# ENTRIES SHOWN start
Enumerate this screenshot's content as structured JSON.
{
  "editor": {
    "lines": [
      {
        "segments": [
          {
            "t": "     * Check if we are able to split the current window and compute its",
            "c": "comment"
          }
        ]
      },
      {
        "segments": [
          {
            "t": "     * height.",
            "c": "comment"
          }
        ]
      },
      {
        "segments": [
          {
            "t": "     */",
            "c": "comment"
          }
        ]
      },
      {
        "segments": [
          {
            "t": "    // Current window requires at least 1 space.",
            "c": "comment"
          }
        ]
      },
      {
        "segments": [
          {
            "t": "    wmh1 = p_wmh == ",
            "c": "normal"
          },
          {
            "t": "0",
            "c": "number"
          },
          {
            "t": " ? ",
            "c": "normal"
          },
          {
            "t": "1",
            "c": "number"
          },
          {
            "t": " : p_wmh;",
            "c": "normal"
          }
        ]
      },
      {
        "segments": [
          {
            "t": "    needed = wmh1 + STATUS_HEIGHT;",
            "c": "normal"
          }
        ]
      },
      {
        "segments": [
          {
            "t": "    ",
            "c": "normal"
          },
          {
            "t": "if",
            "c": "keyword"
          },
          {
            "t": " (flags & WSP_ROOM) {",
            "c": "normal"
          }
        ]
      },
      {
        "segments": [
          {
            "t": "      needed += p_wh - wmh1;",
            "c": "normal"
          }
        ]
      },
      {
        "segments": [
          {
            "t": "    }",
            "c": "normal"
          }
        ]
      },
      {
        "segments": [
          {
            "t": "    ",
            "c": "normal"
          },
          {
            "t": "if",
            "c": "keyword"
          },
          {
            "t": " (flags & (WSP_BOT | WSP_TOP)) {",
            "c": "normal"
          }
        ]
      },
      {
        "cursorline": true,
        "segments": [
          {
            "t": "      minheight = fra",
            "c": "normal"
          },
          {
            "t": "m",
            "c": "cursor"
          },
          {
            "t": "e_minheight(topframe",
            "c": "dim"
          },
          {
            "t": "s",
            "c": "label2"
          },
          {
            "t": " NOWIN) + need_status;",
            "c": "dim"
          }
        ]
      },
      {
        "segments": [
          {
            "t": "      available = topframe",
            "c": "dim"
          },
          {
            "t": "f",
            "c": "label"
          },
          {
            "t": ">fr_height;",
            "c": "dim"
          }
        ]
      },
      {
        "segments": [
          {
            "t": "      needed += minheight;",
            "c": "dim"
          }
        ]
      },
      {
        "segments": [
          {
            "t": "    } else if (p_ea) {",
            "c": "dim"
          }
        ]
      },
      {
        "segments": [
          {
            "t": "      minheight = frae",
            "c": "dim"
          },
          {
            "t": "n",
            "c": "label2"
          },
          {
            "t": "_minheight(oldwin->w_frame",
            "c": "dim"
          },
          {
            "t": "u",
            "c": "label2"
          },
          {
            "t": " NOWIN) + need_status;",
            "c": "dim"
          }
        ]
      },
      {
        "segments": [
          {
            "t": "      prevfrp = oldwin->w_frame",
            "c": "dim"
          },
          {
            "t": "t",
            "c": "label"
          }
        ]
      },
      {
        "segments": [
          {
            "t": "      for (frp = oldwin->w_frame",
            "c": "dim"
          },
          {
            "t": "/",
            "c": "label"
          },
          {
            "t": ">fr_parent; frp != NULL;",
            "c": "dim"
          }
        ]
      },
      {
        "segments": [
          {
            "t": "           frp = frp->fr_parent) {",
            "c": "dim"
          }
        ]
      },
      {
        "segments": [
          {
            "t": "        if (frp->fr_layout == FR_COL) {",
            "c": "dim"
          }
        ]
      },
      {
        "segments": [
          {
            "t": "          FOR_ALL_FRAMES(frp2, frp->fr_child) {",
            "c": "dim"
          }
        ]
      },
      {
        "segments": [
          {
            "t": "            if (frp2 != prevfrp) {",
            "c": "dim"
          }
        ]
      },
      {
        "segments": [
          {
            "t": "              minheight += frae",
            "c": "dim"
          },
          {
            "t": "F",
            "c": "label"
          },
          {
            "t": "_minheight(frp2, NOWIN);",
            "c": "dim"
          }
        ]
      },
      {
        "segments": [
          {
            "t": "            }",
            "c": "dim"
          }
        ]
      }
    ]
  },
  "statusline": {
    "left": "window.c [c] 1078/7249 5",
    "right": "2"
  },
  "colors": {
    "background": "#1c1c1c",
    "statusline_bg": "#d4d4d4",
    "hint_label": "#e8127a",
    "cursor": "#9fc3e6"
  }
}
# ENTRIES SHOWN end
- INSTRUCTIONS FOR THE TASK -
Extract lines where the string "topframe" occurs.

- FINAL RESULT -
            "t": "e_minheight(topframe",
            "t": "      available = topframe",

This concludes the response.